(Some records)
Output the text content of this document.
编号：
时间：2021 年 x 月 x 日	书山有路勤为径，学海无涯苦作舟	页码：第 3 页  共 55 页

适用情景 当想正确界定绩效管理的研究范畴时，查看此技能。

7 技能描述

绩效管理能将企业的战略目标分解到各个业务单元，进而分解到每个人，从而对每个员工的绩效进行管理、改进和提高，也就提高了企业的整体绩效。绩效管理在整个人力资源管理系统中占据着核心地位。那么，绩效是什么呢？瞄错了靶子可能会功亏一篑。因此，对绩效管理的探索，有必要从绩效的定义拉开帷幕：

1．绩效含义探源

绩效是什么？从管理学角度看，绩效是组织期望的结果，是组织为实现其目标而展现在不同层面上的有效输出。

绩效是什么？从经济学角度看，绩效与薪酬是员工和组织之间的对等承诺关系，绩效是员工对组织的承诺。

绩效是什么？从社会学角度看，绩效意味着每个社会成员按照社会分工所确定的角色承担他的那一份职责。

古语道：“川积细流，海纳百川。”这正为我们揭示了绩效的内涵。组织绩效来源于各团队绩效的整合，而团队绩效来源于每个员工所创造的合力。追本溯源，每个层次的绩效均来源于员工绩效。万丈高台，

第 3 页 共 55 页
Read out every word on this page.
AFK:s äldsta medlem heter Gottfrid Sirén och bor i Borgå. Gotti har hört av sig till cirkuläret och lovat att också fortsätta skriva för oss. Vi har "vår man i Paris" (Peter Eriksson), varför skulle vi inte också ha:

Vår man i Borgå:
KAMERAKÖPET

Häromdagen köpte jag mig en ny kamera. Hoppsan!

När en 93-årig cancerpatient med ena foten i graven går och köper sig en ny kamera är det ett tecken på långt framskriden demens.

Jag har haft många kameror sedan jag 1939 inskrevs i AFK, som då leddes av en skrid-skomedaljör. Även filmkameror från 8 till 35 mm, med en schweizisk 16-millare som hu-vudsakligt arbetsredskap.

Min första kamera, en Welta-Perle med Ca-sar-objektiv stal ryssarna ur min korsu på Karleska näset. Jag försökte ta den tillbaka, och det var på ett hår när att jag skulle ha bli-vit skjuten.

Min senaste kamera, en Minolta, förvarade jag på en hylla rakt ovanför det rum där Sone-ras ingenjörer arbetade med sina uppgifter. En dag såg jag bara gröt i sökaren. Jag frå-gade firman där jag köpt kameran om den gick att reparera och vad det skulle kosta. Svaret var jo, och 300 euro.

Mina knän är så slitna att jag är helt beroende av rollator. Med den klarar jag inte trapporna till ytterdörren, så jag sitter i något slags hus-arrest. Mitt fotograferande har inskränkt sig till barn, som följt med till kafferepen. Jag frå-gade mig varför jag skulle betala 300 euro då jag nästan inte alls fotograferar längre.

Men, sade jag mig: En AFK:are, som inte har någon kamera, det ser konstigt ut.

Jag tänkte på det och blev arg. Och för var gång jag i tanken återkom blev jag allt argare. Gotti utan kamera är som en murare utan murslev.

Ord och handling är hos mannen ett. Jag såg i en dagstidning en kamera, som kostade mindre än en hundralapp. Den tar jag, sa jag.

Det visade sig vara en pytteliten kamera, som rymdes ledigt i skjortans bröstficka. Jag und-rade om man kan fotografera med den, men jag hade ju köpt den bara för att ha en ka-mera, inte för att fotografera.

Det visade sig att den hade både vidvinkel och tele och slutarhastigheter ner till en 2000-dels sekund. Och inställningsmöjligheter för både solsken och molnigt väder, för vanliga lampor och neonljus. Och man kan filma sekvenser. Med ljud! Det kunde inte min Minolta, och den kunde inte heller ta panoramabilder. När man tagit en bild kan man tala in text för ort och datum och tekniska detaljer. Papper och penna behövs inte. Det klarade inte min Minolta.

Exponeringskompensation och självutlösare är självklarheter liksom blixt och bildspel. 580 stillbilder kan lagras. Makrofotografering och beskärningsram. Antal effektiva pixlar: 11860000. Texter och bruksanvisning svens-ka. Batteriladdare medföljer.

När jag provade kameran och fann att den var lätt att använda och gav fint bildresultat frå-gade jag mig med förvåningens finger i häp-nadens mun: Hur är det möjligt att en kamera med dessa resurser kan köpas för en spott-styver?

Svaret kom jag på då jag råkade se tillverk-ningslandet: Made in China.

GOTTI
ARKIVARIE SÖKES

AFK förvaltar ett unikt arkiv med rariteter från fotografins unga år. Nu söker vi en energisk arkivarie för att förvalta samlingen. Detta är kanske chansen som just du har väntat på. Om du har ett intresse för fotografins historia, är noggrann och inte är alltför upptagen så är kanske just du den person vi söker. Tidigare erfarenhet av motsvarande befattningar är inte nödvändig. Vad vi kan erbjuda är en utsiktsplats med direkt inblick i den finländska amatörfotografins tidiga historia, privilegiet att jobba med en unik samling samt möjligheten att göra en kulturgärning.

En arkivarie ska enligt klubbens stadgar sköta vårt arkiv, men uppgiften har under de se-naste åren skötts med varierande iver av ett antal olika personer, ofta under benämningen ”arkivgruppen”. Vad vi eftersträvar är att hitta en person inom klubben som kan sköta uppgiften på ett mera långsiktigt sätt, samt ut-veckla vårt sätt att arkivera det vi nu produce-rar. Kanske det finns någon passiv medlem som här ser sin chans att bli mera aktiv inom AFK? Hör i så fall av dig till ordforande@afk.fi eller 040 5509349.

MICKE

__DIRECTIVE__.
Copy every record exactly as presented.

__WRITTEN RESPONSE__.
Output the text content of this document.
编号：
时间：2021 年 x 月 x 日	书山有路勤为径，学海无涯苦作舟	页码：第 3 页  共 55 页

适用情景 当想正确界定绩效管理的研究范畴时，查看此技能。

7 技能描述

绩效管理能将企业的战略目标分解到各个业务单元，进而分解到每个人，从而对每个员工的绩效进行管理、改进和提高，也就提高了企业的整体绩效。绩效管理在整个人力资源管理系统中占据着核心地位。那么，绩效是什么呢？瞄错了靶子可能会功亏一篑。因此，对绩效管理的探索，有必要从绩效的定义拉开帷幕：

1．绩效含义探源

绩效是什么？从管理学角度看，绩效是组织期望的结果，是组织为实现其目标而展现在不同层面上的有效输出。

绩效是什么？从经济学角度看，绩效与薪酬是员工和组织之间的对等承诺关系，绩效是员工对组织的承诺。

绩效是什么？从社会学角度看，绩效意味着每个社会成员按照社会分工所确定的角色承担他的那一份职责。

古语道：“川积细流，海纳百川。”这正为我们揭示了绩效的内涵。组织绩效来源于各团队绩效的整合，而团队绩效来源于每个员工所创造的合力。追本溯源，每个层次的绩效均来源于员工绩效。万丈高台，

第 3 页 共 55 页
Read out every word on this page.
AFK:s äldsta medlem heter Gottfrid Sirén och bor i Borgå. Gotti har hört av sig till cirkuläret och lovat att också fortsätta skriva för oss. Vi har "vår man i Paris" (Peter Eriksson), varför skulle vi inte också ha:

Vår man i Borgå:
KAMERAKÖPET

Häromdagen köpte jag mig en ny kamera. Hoppsan!

När en 93-årig cancerpatient med ena foten i graven går och köper sig en ny kamera är det ett tecken på långt framskriden demens.

Jag har haft många kameror sedan jag 1939 inskrevs i AFK, som då leddes av en skrid-skomedaljör. Även filmkameror från 8 till 35 mm, med en schweizisk 16-millare som hu-vudsakligt arbetsredskap.

Min första kamera, en Welta-Perle med Ca-sar-objektiv stal ryssarna ur min korsu på Karleska näset. Jag försökte ta den tillbaka, och det var på ett hår när att jag skulle ha bli-vit skjuten.

Min senaste kamera, en Minolta, förvarade jag på en hylla rakt ovanför det rum där Sone-ras ingenjörer arbetade med sina uppgifter. En dag såg jag bara gröt i sökaren. Jag frå-gade firman där jag köpt kameran om den gick att reparera och vad det skulle kosta. Svaret var jo, och 300 euro.

Mina knän är så slitna att jag är helt beroende av rollator. Med den klarar jag inte trapporna till ytterdörren, så jag sitter i något slags hus-arrest. Mitt fotograferande har inskränkt sig till barn, som följt med till kafferepen. Jag frå-gade mig varför jag skulle betala 300 euro då jag nästan inte alls fotograferar längre.

Men, sade jag mig: En AFK:are, som inte har någon kamera, det ser konstigt ut.

Jag tänkte på det och blev arg. Och för var gång jag i tanken återkom blev jag allt argare. Gotti utan kamera är som en murare utan murslev.

Ord och handling är hos mannen ett. Jag såg i en dagstidning en kamera, som kostade mindre än en hundralapp. Den tar jag, sa jag.

Det visade sig vara en pytteliten kamera, som rymdes ledigt i skjortans bröstficka. Jag und-rade om man kan fotografera med den, men jag hade ju köpt den bara för att ha en ka-mera, inte för att fotografera.

Det visade sig att den hade både vidvinkel och tele och slutarhastigheter ner till en 2000-dels sekund. Och inställningsmöjligheter för både solsken och molnigt väder, för vanliga lampor och neonljus. Och man kan filma sekvenser. Med ljud! Det kunde inte min Minolta, och den kunde inte heller ta panoramabilder. När man tagit en bild kan man tala in text för ort och datum och tekniska detaljer. Papper och penna behövs inte. Det klarade inte min Minolta.

Exponeringskompensation och självutlösare är självklarheter liksom blixt och bildspel. 580 stillbilder kan lagras. Makrofotografering och beskärningsram. Antal effektiva pixlar: 11860000. Texter och bruksanvisning svens-ka. Batteriladdare medföljer.

När jag provade kameran och fann att den var lätt att använda och gav fint bildresultat frå-gade jag mig med förvåningens finger i häp-nadens mun: Hur är det möjligt att en kamera med dessa resurser kan köpas för en spott-styver?

Svaret kom jag på då jag råkade se tillverk-ningslandet: Made in China.

GOTTI
ARKIVARIE SÖKES

AFK förvaltar ett unikt arkiv med rariteter från fotografins unga år. Nu söker vi en energisk arkivarie för att förvalta samlingen. Detta är kanske chansen som just du har väntat på. Om du har ett intresse för fotografins historia, är noggrann och inte är alltför upptagen så är kanske just du den person vi söker. Tidigare erfarenhet av motsvarande befattningar är inte nödvändig. Vad vi kan erbjuda är en utsiktsplats med direkt inblick i den finländska amatörfotografins tidiga historia, privilegiet att jobba med en unik samling samt möjligheten att göra en kulturgärning.

En arkivarie ska enligt klubbens stadgar sköta vårt arkiv, men uppgiften har under de se-naste åren skötts med varierande iver av ett antal olika personer, ofta under benämningen ”arkivgruppen”. Vad vi eftersträvar är att hitta en person inom klubben som kan sköta uppgiften på ett mera långsiktigt sätt, samt ut-veckla vårt sätt att arkivera det vi nu produce-rar. Kanske det finns någon passiv medlem som här ser sin chans att bli mera aktiv inom AFK? Hör i så fall av dig till ordforande@afk.fi eller 040 5509349.

MICKE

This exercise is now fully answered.